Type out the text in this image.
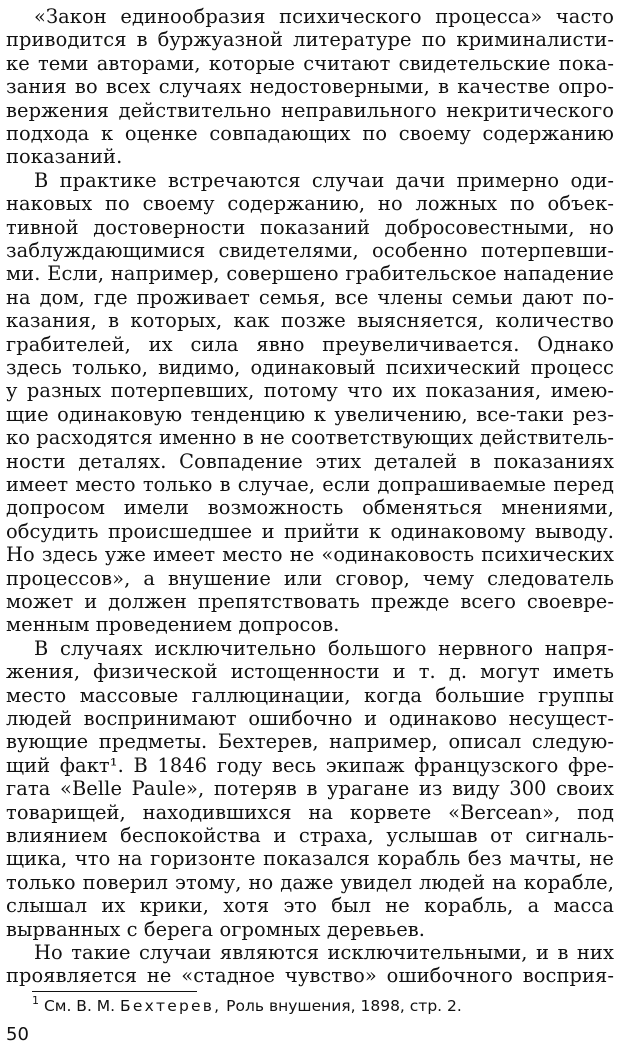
«Закон единообразия психического процесса» часто
приводится в буржуазной литературе по криминалисти-
ке теми авторами, которые считают свидетельские пока-
зания во всех случаях недостоверными, в качестве опро-
вержения действительно неправильного некритического
подхода к оценке совпадающих по своему содержанию
показаний.
В практике встречаются случаи дачи примерно оди-
наковых по своему содержанию, но ложных по объек-
тивной достоверности показаний добросовестными, но
заблуждающимися свидетелями, особенно потерпевши-
ми. Если, например, совершено грабительское нападение
на дом, где проживает семья, все члены семьи дают по-
казания, в которых, как позже выясняется, количество
грабителей, их сила явно преувеличивается. Однако
здесь только, видимо, одинаковый психический процесс
у разных потерпевших, потому что их показания, имею-
щие одинаковую тенденцию к увеличению, все-таки рез-
ко расходятся именно в не соответствующих действитель-
ности деталях. Совпадение этих деталей в показаниях
имеет место только в случае, если допрашиваемые перед
допросом имели возможность обменяться мнениями,
обсудить происшедшее и прийти к одинаковому выводу.
Но здесь уже имеет место не «одинаковость психических
процессов», а внушение или сговор, чему следователь
может и должен препятствовать прежде всего своевре-
менным проведением допросов.
В случаях исключительно большого нервного напря-
жения, физической истощенности и т. д. могут иметь
место массовые галлюцинации, когда большие группы
людей воспринимают ошибочно и одинаково несущест-
вующие предметы. Бехтерев, например, описал следую-
щий факт¹. В 1846 году весь экипаж французского фре-
гата «Belle Paule», потеряв в урагане из виду 300 своих
товарищей, находившихся на корвете «Bercean», под
влиянием беспокойства и страха, услышав от сигналь-
щика, что на горизонте показался корабль без мачты, не
только поверил этому, но даже увидел людей на корабле,
слышал их крики, хотя это был не корабль, а масса
вырванных с берега огромных деревьев.
Но такие случаи являются исключительными, и в них
проявляется не «стадное чувство» ошибочного восприя-
$^1$ См. В. М. Бехтерев, Роль внушения, 1898, стр. 2.
50
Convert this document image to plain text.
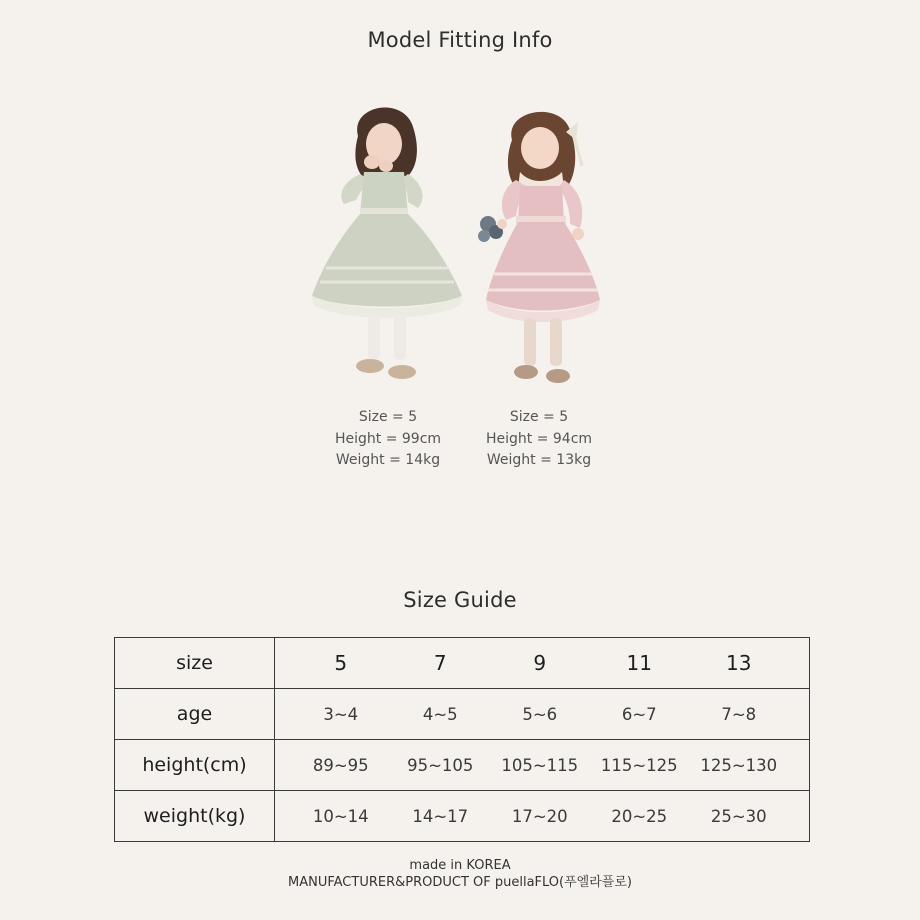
Model Fitting Info
Size = 5
Height = 99cm
Weight = 14kg
Size = 5
Height = 94cm
Weight = 13kg
Size Guide
size	5 7 9 11 13

age	3~4 4~5 5~6 6~7 7~8

height(cm)	89~95 95~105 105~115 115~125 125~130

weight(kg)	10~14 14~17 17~20 20~25 25~30
made in KOREA
MANUFACTURER&PRODUCT OF puellaFLO(푸엘라플로)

TASK PROMPT: Each line that contains the string "корабль" counts once; report how many such lines the entries have, giving only the number.

TASK OUTPUT: 2